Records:
───
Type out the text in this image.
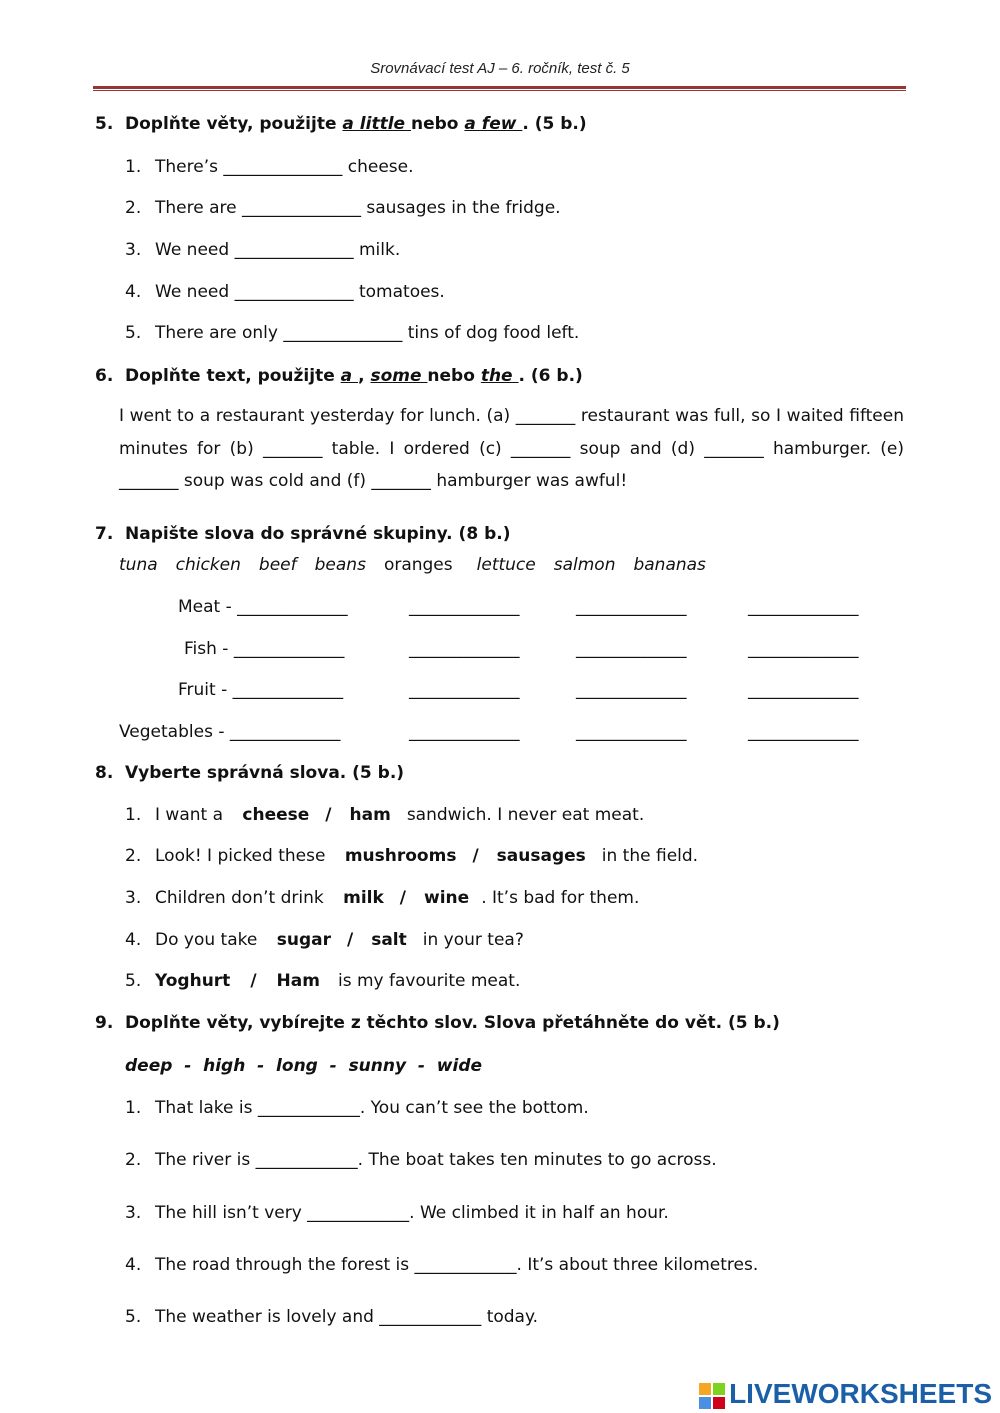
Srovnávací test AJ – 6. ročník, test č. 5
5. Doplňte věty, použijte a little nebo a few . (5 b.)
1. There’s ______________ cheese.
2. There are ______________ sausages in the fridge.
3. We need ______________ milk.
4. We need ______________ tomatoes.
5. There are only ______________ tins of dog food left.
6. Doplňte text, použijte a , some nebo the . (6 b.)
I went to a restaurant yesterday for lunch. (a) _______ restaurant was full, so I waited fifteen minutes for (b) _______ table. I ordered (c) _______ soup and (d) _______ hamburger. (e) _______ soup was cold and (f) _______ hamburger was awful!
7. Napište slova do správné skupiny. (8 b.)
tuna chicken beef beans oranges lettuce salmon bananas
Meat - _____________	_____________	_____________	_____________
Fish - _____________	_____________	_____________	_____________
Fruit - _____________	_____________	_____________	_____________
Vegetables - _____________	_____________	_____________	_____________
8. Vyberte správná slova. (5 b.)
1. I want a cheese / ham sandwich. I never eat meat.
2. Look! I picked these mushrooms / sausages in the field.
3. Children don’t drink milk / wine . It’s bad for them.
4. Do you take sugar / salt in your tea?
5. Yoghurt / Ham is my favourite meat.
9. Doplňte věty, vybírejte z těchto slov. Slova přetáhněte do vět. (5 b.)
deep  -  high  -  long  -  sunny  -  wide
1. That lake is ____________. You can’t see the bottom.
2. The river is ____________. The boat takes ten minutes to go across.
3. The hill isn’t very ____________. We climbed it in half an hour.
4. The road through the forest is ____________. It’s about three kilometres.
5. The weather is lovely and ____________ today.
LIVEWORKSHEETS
───
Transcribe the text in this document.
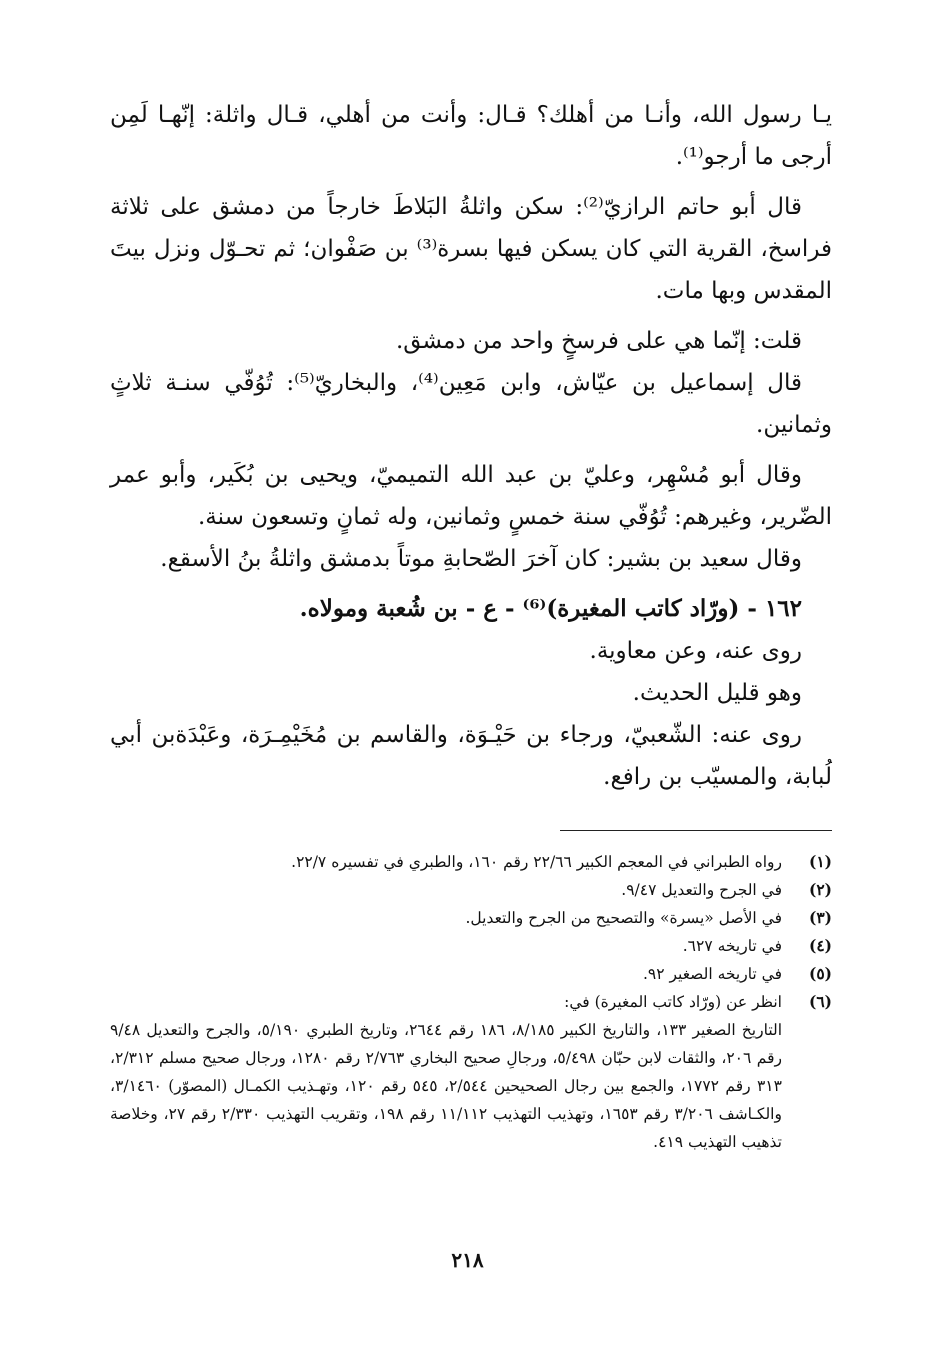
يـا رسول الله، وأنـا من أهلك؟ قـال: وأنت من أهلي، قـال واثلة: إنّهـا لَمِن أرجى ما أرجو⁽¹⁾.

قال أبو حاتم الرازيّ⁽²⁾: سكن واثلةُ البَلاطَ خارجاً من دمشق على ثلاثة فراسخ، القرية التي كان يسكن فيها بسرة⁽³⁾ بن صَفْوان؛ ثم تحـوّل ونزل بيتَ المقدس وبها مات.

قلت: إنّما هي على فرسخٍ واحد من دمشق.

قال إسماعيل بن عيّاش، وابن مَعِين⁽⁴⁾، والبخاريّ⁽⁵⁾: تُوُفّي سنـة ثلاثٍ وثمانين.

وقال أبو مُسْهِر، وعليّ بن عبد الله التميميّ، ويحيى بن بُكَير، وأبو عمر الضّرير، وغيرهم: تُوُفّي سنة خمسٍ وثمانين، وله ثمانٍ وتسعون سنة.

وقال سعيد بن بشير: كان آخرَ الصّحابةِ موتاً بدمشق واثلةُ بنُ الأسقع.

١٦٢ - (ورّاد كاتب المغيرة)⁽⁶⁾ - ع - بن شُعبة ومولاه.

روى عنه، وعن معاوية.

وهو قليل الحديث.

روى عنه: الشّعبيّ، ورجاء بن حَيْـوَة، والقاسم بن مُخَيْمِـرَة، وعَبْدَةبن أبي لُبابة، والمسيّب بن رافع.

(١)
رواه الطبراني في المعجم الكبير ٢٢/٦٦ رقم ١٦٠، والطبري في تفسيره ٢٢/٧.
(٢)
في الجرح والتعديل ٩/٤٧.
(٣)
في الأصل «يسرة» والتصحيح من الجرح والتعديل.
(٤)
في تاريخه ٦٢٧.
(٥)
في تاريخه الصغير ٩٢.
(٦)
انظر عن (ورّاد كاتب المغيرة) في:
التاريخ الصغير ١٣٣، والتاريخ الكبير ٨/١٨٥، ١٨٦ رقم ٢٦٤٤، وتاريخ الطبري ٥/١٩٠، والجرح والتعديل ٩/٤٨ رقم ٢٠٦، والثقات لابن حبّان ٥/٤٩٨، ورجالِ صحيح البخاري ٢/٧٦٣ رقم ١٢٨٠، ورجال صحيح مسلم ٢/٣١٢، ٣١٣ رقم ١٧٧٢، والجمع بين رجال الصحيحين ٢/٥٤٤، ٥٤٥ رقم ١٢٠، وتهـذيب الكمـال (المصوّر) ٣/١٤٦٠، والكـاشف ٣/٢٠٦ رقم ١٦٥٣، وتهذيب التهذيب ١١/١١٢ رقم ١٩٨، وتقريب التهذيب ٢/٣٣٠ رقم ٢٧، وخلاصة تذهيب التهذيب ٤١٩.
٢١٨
───
Instructions to follow: Gather all lines where the word "Doplňte" appears.

Complete answer:
5. Doplňte věty, použijte a little nebo a few . (5 b.)
6. Doplňte text, použijte a , some nebo the . (6 b.)
9. Doplňte věty, vybírejte z těchto slov. Slova přetáhněte do vět. (5 b.)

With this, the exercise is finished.